-- PASSAGE SHOWN --
[Begin]
What about using system_user as the field name? (because if we keep
auth_method:identity it's not really the authname anyway).
I was worried system_user or sysuser would both be confusing with the
fact that we have usesysid -- which would reference a *different*
sys...

If we go the 2 fields way, then what about auth_identity and auth_method then?

Regards,

--
Bertrand Drouvot
PostgreSQL Contributors Team
RDS Open Source Databases
Amazon Web Services: https://aws.amazon.com

Joe Conway

mail@joeconway.com

over 2 years ago

In reply to: Magnus Hagander (#7)

Re: System username in pg_stat_activity

On 1/10/24 08:59, Magnus Hagander wrote:

On Wed, Jan 10, 2024 at 2:56 PM Bertrand Drouvot

I think it depends what we want the new field to reflect. If it is the exact
same thing as the SYSTEM_USER then I think it has to be text (as the SYSTEM_USER
is made of "auth_method:identity"). Now if we want it to be "only" the identity
part of it, then the `name` datatype would be fine. I'd vote for the exact same
thing as the SYSTEM_USER (means auth_method:identity).

I definitely think it should be the same. If it's not exactly the
same, then it should be *two* columns, one with auth method and one
with the name.

And thinking more about it maybe that's cleaner, because that makes it
easier to do things like filter based on auth method?

+1 for the overall feature and +1 for two columns

+     <row>
+      <entry role="catalog_table_entry"><para role="column_definition">
+       <structfield>authname</structfield> <type>name</type>
+      </para>
+      <para>
+       The authentication method and identity (if any) that the user
+       used to log in. It contains the same value as
+       <xref linkend="system-user" /> returns in the backend.
+      </para></entry>
+     </row>
I'm fine with auth_method:identity.

+ S.authname,

What about using system_user as the field name? (because if we keep
auth_method:identity it's not really the authname anyway).
I was worried system_user or sysuser would both be confusing with the
fact that we have usesysid -- which would reference a *different*
sys...
[End]
-- SHORT PROBLEM A --
Repeat the rows word for word, beginning with the first row and stopping after the one that contains "475, 60, 495]".
The thread and the rows below it were taken from separate sources.

-- DATA IN THIS EXERCISE --
[Begin]
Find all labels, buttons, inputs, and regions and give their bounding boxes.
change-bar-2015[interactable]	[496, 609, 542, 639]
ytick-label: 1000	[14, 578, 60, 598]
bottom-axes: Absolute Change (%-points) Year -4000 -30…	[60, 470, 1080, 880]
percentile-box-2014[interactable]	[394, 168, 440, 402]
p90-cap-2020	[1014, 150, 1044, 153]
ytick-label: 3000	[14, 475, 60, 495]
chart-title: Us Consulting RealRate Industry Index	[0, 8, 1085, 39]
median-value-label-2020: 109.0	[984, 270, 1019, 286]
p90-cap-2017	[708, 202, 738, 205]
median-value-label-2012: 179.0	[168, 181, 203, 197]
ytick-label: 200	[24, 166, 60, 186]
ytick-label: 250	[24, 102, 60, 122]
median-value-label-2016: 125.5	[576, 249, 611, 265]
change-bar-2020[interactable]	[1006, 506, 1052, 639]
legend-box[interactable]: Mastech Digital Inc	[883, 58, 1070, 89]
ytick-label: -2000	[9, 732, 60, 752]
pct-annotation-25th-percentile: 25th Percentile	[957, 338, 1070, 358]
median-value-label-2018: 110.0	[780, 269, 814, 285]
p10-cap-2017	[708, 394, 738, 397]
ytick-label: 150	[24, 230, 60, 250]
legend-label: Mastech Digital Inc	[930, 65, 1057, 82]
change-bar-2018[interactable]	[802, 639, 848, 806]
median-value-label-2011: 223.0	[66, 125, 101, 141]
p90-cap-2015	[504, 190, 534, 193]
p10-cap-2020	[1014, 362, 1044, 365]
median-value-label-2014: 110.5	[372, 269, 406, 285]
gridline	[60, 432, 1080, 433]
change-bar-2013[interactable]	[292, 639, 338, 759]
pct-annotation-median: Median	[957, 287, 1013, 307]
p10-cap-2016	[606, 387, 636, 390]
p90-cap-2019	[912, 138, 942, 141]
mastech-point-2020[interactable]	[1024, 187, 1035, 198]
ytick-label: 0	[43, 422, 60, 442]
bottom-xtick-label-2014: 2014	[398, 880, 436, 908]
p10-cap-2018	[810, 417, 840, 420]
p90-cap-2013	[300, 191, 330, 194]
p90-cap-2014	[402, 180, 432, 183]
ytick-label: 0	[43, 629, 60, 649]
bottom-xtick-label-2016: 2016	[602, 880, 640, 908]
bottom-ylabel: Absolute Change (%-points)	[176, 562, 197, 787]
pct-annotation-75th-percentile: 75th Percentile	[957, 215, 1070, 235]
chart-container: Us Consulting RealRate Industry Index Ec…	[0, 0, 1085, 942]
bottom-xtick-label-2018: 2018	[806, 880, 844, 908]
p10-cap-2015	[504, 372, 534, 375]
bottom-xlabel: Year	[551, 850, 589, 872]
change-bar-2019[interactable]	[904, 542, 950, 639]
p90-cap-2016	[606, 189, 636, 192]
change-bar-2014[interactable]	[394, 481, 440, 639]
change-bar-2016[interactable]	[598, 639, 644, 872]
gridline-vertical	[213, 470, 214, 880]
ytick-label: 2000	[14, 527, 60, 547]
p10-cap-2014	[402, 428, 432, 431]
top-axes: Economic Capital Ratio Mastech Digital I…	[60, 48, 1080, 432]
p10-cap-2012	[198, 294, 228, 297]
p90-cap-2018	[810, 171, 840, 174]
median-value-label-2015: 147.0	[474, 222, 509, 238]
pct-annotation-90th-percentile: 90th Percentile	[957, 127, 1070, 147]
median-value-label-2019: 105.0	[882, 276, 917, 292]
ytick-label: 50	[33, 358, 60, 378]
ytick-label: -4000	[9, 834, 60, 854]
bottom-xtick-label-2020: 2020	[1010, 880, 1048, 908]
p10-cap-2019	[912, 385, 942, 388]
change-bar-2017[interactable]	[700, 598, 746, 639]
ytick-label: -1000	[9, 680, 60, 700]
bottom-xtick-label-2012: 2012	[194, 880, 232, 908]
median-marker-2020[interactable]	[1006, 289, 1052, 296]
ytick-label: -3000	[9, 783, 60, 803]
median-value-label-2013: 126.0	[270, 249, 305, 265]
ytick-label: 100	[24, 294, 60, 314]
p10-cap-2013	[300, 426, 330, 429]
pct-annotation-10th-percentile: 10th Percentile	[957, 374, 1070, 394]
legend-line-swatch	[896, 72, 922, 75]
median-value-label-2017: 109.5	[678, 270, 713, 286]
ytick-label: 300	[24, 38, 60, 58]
[End]
-- SHORT PROBLEM B --
Write the next part of the pg_stat_activity thread, picking up after its last line.

-- EXERCISE OUTPUT A --
Find all labels, buttons, inputs, and regions and give their bounding boxes.
change-bar-2015[interactable]	[496, 609, 542, 639]
ytick-label: 1000	[14, 578, 60, 598]
bottom-axes: Absolute Change (%-points) Year -4000 -30…	[60, 470, 1080, 880]
percentile-box-2014[interactable]	[394, 168, 440, 402]
p90-cap-2020	[1014, 150, 1044, 153]
ytick-label: 3000	[14, 475, 60, 495]

-- EXERCISE OUTPUT B --
I think if it is exactly "system_user" it would be pretty clearly a
match for SYSTEM_USER

--
Joe Conway
PostgreSQL Contributors Team
RDS Open Source Databases
Amazon Web Services: https://aws.amazon.com

#10

Magnus Hagander

magnus@hagander.net

over 2 years ago

In reply to: Bertrand Drouvot (#8)

Re: System username in pg_stat_activity

On Wed, Jan 10, 2024 at 3:12 PM Bertrand Drouvot
<bertranddrouvot.pg@gmail.com> wrote:

Hi,

On Wed, Jan 10, 2024 at 02:59:42PM +0100, Magnus Hagander wrote:

On Wed, Jan 10, 2024 at 2:56 PM Bertrand Drouvot
I definitely think it should be the same. If it's not exactly the
same, then it should be *two* columns, one with auth method and one
with the name.

And thinking more about it maybe that's cleaner, because that makes it
easier to do things like filter based on auth method?

Yeah, that's sounds even better.
+     <row>
+      <entry role="catalog_table_entry"><para role="column_definition">
+       <structfield>authname</structfield> <type>name</type>
+      </para>
+      <para>
+       The authentication method and identity (if any) that the user
+       used to log in. It contains the same value as
+       <xref linkend="system-user" /> returns in the backend.
+      </para></entry>
+     </row>
I'm fine with auth_method:identity.

+ S.authname,

What about using system_user as the field name? (because if we keep
auth_method:identity it's not really the authname anyway).
I was worried system_user or sysuser would both be confusing with the
fact that we have usesysid -- which would reference a *different*
sys...
If we go the 2 fields way, then what about auth_identity and auth_method then?

Here is an updated patch based on this idea.

--
Magnus Hagander
Me: https://www.hagander.net/
Work: https://www.redpill-linpro.com/

#11

Bertrand Drouvot

bertranddrouvot.pg@gmail.com

over 2 years ago

In reply to: Magnus Hagander (#10)

Re: System username in pg_stat_activity

Hi,

On Thu, Jan 11, 2024 at 02:24:58PM +0100, Magnus Hagander wrote:

On Wed, Jan 10, 2024 at 3:12 PM Bertrand Drouvot
<bertranddrouvot.pg@gmail.com> wrote:

If we go the 2 fields way, then what about auth_identity and auth_method then?

Here is an updated patch based on this idea.

Thanks!

+     <row>
+      <entry role="catalog_table_entry"><para role="column_definition">
+       <structfield>auth_method</structfield> <type>text</type>
+      </para>
+      <para>
+       The authentication method used for authenticating the connection, or
+       NULL for background processes.
+      </para></entry>

I'm wondering if it would make sense to populate it for parallel workers too.
I think it's doable thanks to d951052, but I'm not sure it's worth it (one could
join based on the leader_pid though). OTOH that would be consistent with
how the SYSTEM_USER behaves with parallel workers (it's populated).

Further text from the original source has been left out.